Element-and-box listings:
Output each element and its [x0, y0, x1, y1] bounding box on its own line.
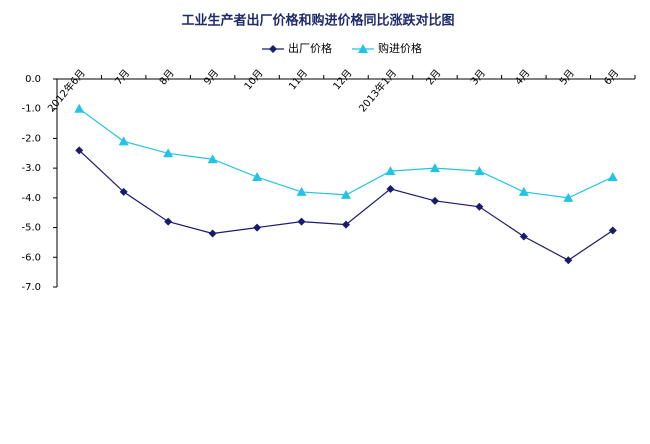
x-tick-label: 9月 — [201, 67, 221, 87]
legend-item: 购进价格 — [352, 41, 422, 55]
point — [207, 154, 218, 164]
y-tick-label: -3.0 — [21, 163, 41, 174]
point — [208, 229, 217, 238]
point — [253, 223, 262, 232]
point — [118, 136, 129, 146]
point — [429, 163, 440, 173]
point — [297, 217, 306, 226]
point — [607, 172, 618, 182]
x-tick-label: 2月 — [424, 67, 444, 87]
point — [564, 256, 573, 265]
y-tick-label: -7.0 — [21, 282, 41, 293]
point — [608, 226, 617, 235]
x-tick-label: 5月 — [557, 67, 577, 87]
legend-item: 出厂价格 — [262, 41, 332, 55]
series-line — [78, 149, 614, 261]
point — [386, 184, 395, 193]
point — [163, 148, 174, 158]
chart-title: 工业生产者出厂价格和购进价格同比涨跌对比图 — [181, 13, 454, 29]
x-tick-label: 10月 — [242, 67, 266, 92]
point — [475, 202, 484, 211]
y-tick-label: 0.0 — [25, 74, 41, 85]
x-tick-label: 2013年1月 — [356, 67, 399, 115]
point — [75, 146, 84, 155]
x-tick-label: 2012年6月 — [45, 67, 88, 115]
legend-label: 购进价格 — [378, 41, 422, 55]
series-line — [78, 108, 614, 199]
x-tick-label: 3月 — [468, 67, 488, 87]
point — [518, 186, 529, 196]
x-tick-label: 7月 — [113, 67, 133, 87]
point — [385, 166, 396, 176]
point — [563, 192, 574, 202]
point — [341, 189, 351, 199]
x-tick-label: 8月 — [157, 67, 177, 87]
y-tick-label: -5.0 — [21, 223, 41, 234]
point — [474, 166, 485, 176]
x-tick-label: 12月 — [331, 67, 355, 92]
legend-label: 出厂价格 — [288, 41, 332, 55]
point — [252, 172, 263, 182]
point — [74, 103, 85, 113]
legend-marker — [358, 44, 368, 53]
point — [430, 196, 439, 205]
legend-marker — [269, 45, 277, 53]
point — [119, 187, 128, 196]
point — [164, 217, 173, 226]
y-tick-label: -1.0 — [21, 104, 41, 115]
x-tick-label: 4月 — [513, 67, 533, 87]
x-tick-label: 6月 — [602, 67, 622, 87]
y-tick-label: -6.0 — [21, 252, 41, 263]
point — [342, 220, 350, 229]
point — [296, 186, 307, 196]
x-tick-label: 11月 — [286, 67, 310, 92]
point — [519, 232, 528, 241]
y-tick-label: -2.0 — [21, 133, 41, 144]
y-tick-label: -4.0 — [21, 193, 41, 204]
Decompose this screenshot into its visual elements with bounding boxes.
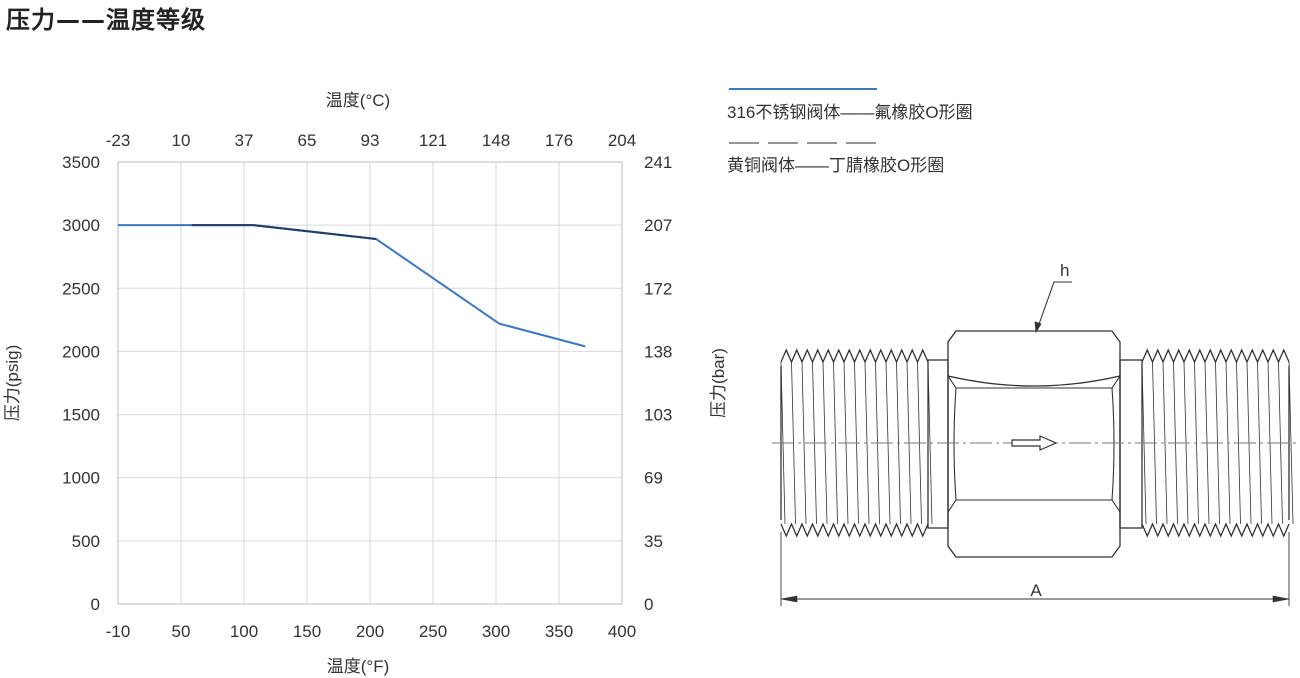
y2-tick-label: 138 bbox=[644, 342, 672, 361]
h-leader-line bbox=[1037, 281, 1072, 328]
dimension-label-a: A bbox=[1030, 581, 1042, 600]
left-neck bbox=[927, 359, 949, 529]
x-axis-label: 温度(°F) bbox=[327, 657, 390, 676]
left-thread bbox=[780, 348, 933, 538]
x2-tick-label: 37 bbox=[235, 131, 254, 150]
y2-tick-label: 0 bbox=[644, 595, 653, 614]
x-tick-label: 350 bbox=[545, 622, 573, 641]
thread-profile bbox=[1141, 522, 1290, 538]
fitting-drawing bbox=[772, 281, 1298, 606]
x-tick-label: 200 bbox=[356, 622, 384, 641]
y-axis-label: 压力(psig) bbox=[3, 345, 22, 422]
y-tick-label: 3500 bbox=[62, 153, 100, 172]
x2-tick-label: 65 bbox=[298, 131, 317, 150]
y-tick-label: 1500 bbox=[62, 406, 100, 425]
x-tick-label: 400 bbox=[608, 622, 636, 641]
series-line-2 bbox=[191, 224, 377, 240]
legend-label-brass: 黄铜阀体——丁腈橡胶O形圈 bbox=[727, 156, 944, 175]
page-title: 压力——温度等级 bbox=[6, 6, 206, 34]
y2-tick-label: 207 bbox=[644, 216, 672, 235]
dimension-label-h: h bbox=[1060, 261, 1069, 280]
series-layer bbox=[118, 224, 586, 348]
right-neck bbox=[1119, 359, 1143, 529]
y-tick-label: 0 bbox=[91, 595, 100, 614]
y2-axis-label: 压力(bar) bbox=[709, 348, 728, 418]
legend-label-stainless: 316不锈钢阀体——氟橡胶O形圈 bbox=[727, 103, 973, 122]
y-tick-label: 1000 bbox=[62, 469, 100, 488]
dim-arrow-right bbox=[1272, 595, 1290, 603]
chart-grid bbox=[117, 161, 623, 605]
thread-line bbox=[833, 361, 838, 525]
series-line-1 bbox=[118, 224, 586, 348]
x2-tick-label: -23 bbox=[106, 131, 131, 150]
x2-tick-label: 176 bbox=[545, 131, 573, 150]
x2-tick-label: 121 bbox=[419, 131, 447, 150]
flow-arrow-icon bbox=[1011, 435, 1058, 451]
x-tick-label: 100 bbox=[230, 622, 258, 641]
y2-tick-label: 103 bbox=[644, 406, 672, 425]
y-tick-label: 3000 bbox=[62, 216, 100, 235]
thread-profile bbox=[780, 348, 929, 364]
legend: 316不锈钢阀体——氟橡胶O形圈 黄铜阀体——丁腈橡胶O形圈 bbox=[727, 88, 973, 175]
tick-labels: -10-235010100371506520093250121300148350… bbox=[62, 131, 672, 641]
y-tick-label: 2000 bbox=[62, 342, 100, 361]
y-tick-label: 2500 bbox=[62, 279, 100, 298]
thread-line bbox=[1288, 361, 1294, 525]
x-tick-label: 50 bbox=[172, 622, 191, 641]
x2-tick-label: 204 bbox=[608, 131, 636, 150]
thread-profile bbox=[1141, 348, 1290, 364]
x-tick-label: 150 bbox=[293, 622, 321, 641]
plot-frame bbox=[117, 161, 623, 605]
thread-profile bbox=[780, 522, 929, 538]
thread-line bbox=[801, 361, 807, 525]
x-tick-label: -10 bbox=[106, 622, 131, 641]
hex-body bbox=[947, 330, 1121, 558]
y2-tick-label: 241 bbox=[644, 153, 672, 172]
y2-tick-label: 69 bbox=[644, 469, 663, 488]
x2-tick-label: 93 bbox=[361, 131, 380, 150]
thread-line bbox=[1257, 361, 1262, 525]
y-tick-label: 500 bbox=[72, 532, 100, 551]
x-tick-label: 250 bbox=[419, 622, 447, 641]
x2-axis-label: 温度(°C) bbox=[326, 91, 390, 110]
y2-tick-label: 35 bbox=[644, 532, 663, 551]
h-leader-arrow bbox=[1034, 321, 1042, 334]
thread-line bbox=[1162, 361, 1168, 525]
x2-tick-label: 10 bbox=[172, 131, 191, 150]
x-tick-label: 300 bbox=[482, 622, 510, 641]
y2-tick-label: 172 bbox=[644, 279, 672, 298]
dim-arrow-left bbox=[780, 595, 798, 603]
x2-tick-label: 148 bbox=[482, 131, 510, 150]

Given problem: Lay out every line of the rows above as a Markdown table with two columns, Number and Line, one line per table row. Skip blank lines and leave the pictures out.

Correct result:
| Number | Line |
|---|---|
| 1 | Output each element and its [x0, y0, x1, y1] bounding box on its own line. |
| 2 | x-tick-label: 9月 — [201, 67, 221, 87] |
| 3 | legend-item: 购进价格 — [352, 41, 422, 55] |
| 4 | point — [207, 154, 218, 164] |
| 5 | y-tick-label: -3.0 — [21, 163, 41, 174] |
| 6 | point — [208, 229, 217, 238] |
| 7 | point — [253, 223, 262, 232] |
| 8 | point — [118, 136, 129, 146] |
| 9 | point — [429, 163, 440, 173] |
| 10 | point — [297, 217, 306, 226] |
| 11 | point — [607, 172, 618, 182] |
| 12 | x-tick-label: 2月 — [424, 67, 444, 87] |
| 13 | point — [564, 256, 573, 265] |
| 14 | y-tick-label: -7.0 — [21, 282, 41, 293] |
| 15 | point — [608, 226, 617, 235] |
| 16 | x-tick-label: 5月 — [557, 67, 577, 87] |
| 17 | legend-item: 出厂价格 — [262, 41, 332, 55] |
| 18 | series-line — [78, 149, 614, 261] |
| 19 | point — [386, 184, 395, 193] |
| 20 | point — [163, 148, 174, 158] |
| 21 | chart-title: 工业生产者出厂价格和购进价格同比涨跌对比图 — [181, 13, 454, 29] |
| 22 | x-tick-label: 10月 — [242, 67, 266, 92] |
| 23 | point — [475, 202, 484, 211] |
| 24 | y-tick-label: 0.0 — [25, 74, 41, 85] |
| 25 | x-tick-label: 2013年1月 — [356, 67, 399, 115] |
| 26 | point — [75, 146, 84, 155] |
| 27 | x-tick-label: 2012年6月 — [45, 67, 88, 115] |
| 28 | legend-label: 购进价格 — [378, 41, 422, 55] |
| 29 | series-line — [78, 108, 614, 199] |
| 30 | x-tick-label: 3月 — [468, 67, 488, 87] |
| 31 | point — [518, 186, 529, 196] |
| 32 | x-tick-label: 7月 — [113, 67, 133, 87] |
| 33 | point — [385, 166, 396, 176] |
| 34 | point — [563, 192, 574, 202] |
| 35 | point — [341, 189, 351, 199] |
| 36 | x-tick-label: 8月 — [157, 67, 177, 87] |
| 37 | y-tick-label: -5.0 — [21, 223, 41, 234] |
| 38 | point — [474, 166, 485, 176] |
| 39 | x-tick-label: 12月 — [331, 67, 355, 92] |
| 40 | legend-label: 出厂价格 — [288, 41, 332, 55] |
| 41 | point — [252, 172, 263, 182] |
| 42 | point — [74, 103, 85, 113] |
| 43 | legend-marker — [358, 44, 368, 53] |
| 44 | point — [430, 196, 439, 205] |
| 45 | legend-marker — [269, 45, 277, 53] |
| 46 | point — [119, 187, 128, 196] |
| 47 | point — [164, 217, 173, 226] |
| 48 | y-tick-label: -1.0 — [21, 104, 41, 115] |
| 49 | x-tick-label: 4月 — [513, 67, 533, 87] |
| 50 | x-tick-label: 6月 — [602, 67, 622, 87] |
| 51 | y-tick-label: -6.0 — [21, 252, 41, 263] |
| 52 | point — [342, 220, 350, 229] |
| 53 | point — [296, 186, 307, 196] |
| 54 | x-tick-label: 11月 — [286, 67, 310, 92] |
| 55 | point — [519, 232, 528, 241] |
| 56 | y-tick-label: -2.0 — [21, 133, 41, 144] |
| 57 | y-tick-label: -4.0 — [21, 193, 41, 204] |
| 58 | Decompose this screenshot into its visual elements with bounding boxes. |
| 59 | y2-tick-label: 138 bbox=[644, 342, 672, 361] |
| 60 | h-leader-line bbox=[1037, 281, 1072, 328] |
| 61 | dimension-label-a: A bbox=[1030, 581, 1042, 600] |
| 62 | left-neck bbox=[927, 359, 949, 529] |
| 63 | x-axis-label: 温度(°F) bbox=[327, 657, 390, 676] |
| 64 | left-thread bbox=[780, 348, 933, 538] |
| 65 | x2-tick-label: 37 bbox=[235, 131, 254, 150] |
| 66 | y2-tick-label: 0 bbox=[644, 595, 653, 614] |
| 67 | x-tick-label: 350 bbox=[545, 622, 573, 641] |
| 68 | thread-profile bbox=[1141, 522, 1290, 538] |
| 69 | fitting-drawing bbox=[772, 281, 1298, 606] |
| 70 | x-tick-label: 200 bbox=[356, 622, 384, 641] |
| 71 | y-axis-label: 压力(psig) bbox=[3, 345, 22, 422] |
| 72 | y-tick-label: 3500 bbox=[62, 153, 100, 172] |
| 73 | x2-tick-label: 65 bbox=[298, 131, 317, 150] |
| 74 | y-tick-label: 1500 bbox=[62, 406, 100, 425] |
| 75 | x-tick-label: 400 bbox=[608, 622, 636, 641] |
| 76 | series-line-2 bbox=[191, 224, 377, 240] |
| 77 | legend-label-brass: 黄铜阀体——丁腈橡胶O形圈 bbox=[727, 156, 944, 175] |
| 78 | page-title: 压力——温度等级 bbox=[6, 6, 206, 34] |
| 79 | y2-tick-label: 207 bbox=[644, 216, 672, 235] |
| 80 | dimension-label-h: h bbox=[1060, 261, 1069, 280] |
| 81 | series-layer bbox=[118, 224, 586, 348] |
| 82 | right-neck bbox=[1119, 359, 1143, 529] |
| 83 | y-tick-label: 0 bbox=[91, 595, 100, 614] |
| 84 | y2-axis-label: 压力(bar) bbox=[709, 348, 728, 418] |
| 85 | legend-label-stainless: 316不锈钢阀体——氟橡胶O形圈 bbox=[727, 103, 973, 122] |
| 86 | y-tick-label: 1000 bbox=[62, 469, 100, 488] |
| 87 | dim-arrow-right bbox=[1272, 595, 1290, 603] |
| 88 | chart-grid bbox=[117, 161, 623, 605] |
| 89 | thread-line bbox=[833, 361, 838, 525] |
| 90 | series-line-1 bbox=[118, 224, 586, 348] |
| 91 | x2-tick-label: -23 bbox=[106, 131, 131, 150] |
| 92 | x2-tick-label: 176 bbox=[545, 131, 573, 150] |
| 93 | x2-tick-label: 121 bbox=[419, 131, 447, 150] |
| 94 | flow-arrow-icon bbox=[1011, 435, 1058, 451] |
| 95 | x-tick-label: 100 bbox=[230, 622, 258, 641] |
| 96 | y2-tick-label: 103 bbox=[644, 406, 672, 425] |
| 97 | y-tick-label: 3000 bbox=[62, 216, 100, 235] |
| 98 | thread-profile bbox=[780, 348, 929, 364] |
| 99 | legend: 316不锈钢阀体——氟橡胶O形圈 黄铜阀体——丁腈橡胶O形圈 bbox=[727, 88, 973, 175] |
| 100 | tick-labels: -10-235010100371506520093250121300148350… bbox=[62, 131, 672, 641] |
| 101 | y-tick-label: 2000 bbox=[62, 342, 100, 361] |
| 102 | y-tick-label: 2500 bbox=[62, 279, 100, 298] |
| 103 | thread-line bbox=[1288, 361, 1294, 525] |
| 104 | x-tick-label: 50 bbox=[172, 622, 191, 641] |
| 105 | x2-tick-label: 204 bbox=[608, 131, 636, 150] |
| 106 | thread-profile bbox=[1141, 348, 1290, 364] |
| 107 | x-tick-label: 150 bbox=[293, 622, 321, 641] |
| 108 | plot-frame bbox=[117, 161, 623, 605] |
| 109 | thread-profile bbox=[780, 522, 929, 538] |
| 110 | thread-line bbox=[801, 361, 807, 525] |
| 111 | x-tick-label: -10 bbox=[106, 622, 131, 641] |
| 112 | hex-body bbox=[947, 330, 1121, 558] |
| 113 | y2-tick-label: 241 bbox=[644, 153, 672, 172] |
| 114 | y2-tick-label: 69 bbox=[644, 469, 663, 488] |
| 115 | x2-tick-label: 93 bbox=[361, 131, 380, 150] |
| 116 | thread-line bbox=[1257, 361, 1262, 525] |
| 117 | y-tick-label: 500 bbox=[72, 532, 100, 551] |
| 118 | x-tick-label: 250 bbox=[419, 622, 447, 641] |
| 119 | x2-axis-label: 温度(°C) bbox=[326, 91, 390, 110] |
| 120 | y2-tick-label: 35 bbox=[644, 532, 663, 551] |
| 121 | h-leader-arrow bbox=[1034, 321, 1042, 334] |
| 122 | thread-line bbox=[1162, 361, 1168, 525] |
| 123 | x2-tick-label: 10 bbox=[172, 131, 191, 150] |
| 124 | x-tick-label: 300 bbox=[482, 622, 510, 641] |
| 125 | y2-tick-label: 172 bbox=[644, 279, 672, 298] |
| 126 | dim-arrow-left bbox=[780, 595, 798, 603] |
| 127 | x2-tick-label: 148 bbox=[482, 131, 510, 150] |